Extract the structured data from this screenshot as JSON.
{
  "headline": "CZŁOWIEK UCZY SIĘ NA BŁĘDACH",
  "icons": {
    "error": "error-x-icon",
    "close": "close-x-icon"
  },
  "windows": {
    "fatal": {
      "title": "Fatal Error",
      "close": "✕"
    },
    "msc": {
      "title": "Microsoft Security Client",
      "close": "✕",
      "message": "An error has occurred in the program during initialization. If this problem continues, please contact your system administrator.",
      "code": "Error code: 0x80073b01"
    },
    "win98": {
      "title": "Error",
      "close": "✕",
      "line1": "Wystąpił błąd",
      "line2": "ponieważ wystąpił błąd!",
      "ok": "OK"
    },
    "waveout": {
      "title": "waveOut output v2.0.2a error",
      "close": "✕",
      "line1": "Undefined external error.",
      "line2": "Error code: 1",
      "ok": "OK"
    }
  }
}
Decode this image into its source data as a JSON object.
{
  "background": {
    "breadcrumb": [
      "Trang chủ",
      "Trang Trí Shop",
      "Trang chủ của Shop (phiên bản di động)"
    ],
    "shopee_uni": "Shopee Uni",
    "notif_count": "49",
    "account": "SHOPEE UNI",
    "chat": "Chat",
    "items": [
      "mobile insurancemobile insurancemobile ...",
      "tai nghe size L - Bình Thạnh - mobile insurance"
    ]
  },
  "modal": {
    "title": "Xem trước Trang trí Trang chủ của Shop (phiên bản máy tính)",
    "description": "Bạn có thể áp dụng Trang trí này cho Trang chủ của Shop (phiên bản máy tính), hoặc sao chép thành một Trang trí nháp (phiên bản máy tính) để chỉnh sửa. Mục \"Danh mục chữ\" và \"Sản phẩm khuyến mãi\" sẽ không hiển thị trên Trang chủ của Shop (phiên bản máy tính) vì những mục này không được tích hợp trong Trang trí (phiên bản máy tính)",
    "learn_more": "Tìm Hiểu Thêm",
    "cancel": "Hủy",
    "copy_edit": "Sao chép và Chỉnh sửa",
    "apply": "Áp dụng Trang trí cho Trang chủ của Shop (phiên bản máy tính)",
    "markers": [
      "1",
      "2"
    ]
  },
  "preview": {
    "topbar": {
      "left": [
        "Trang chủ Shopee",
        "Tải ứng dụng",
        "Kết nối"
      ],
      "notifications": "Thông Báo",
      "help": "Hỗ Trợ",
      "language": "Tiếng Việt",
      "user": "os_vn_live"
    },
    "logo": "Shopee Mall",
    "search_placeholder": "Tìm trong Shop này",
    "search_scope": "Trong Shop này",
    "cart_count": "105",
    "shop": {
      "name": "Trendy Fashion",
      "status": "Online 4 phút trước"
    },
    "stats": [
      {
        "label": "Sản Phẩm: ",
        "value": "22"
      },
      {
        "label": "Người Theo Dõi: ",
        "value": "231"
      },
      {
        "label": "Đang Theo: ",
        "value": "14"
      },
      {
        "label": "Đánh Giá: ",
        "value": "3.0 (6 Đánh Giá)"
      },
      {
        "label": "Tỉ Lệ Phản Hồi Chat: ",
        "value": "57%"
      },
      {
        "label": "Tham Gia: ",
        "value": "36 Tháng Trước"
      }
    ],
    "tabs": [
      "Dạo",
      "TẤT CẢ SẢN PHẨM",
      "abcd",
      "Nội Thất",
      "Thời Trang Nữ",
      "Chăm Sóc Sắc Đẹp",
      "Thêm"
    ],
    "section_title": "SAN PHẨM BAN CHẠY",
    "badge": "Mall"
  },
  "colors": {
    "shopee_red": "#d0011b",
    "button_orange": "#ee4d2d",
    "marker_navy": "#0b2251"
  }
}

## What you will do:
Count up the lines in the listing that hold the word "label", and give that number only.

## Task solution:
6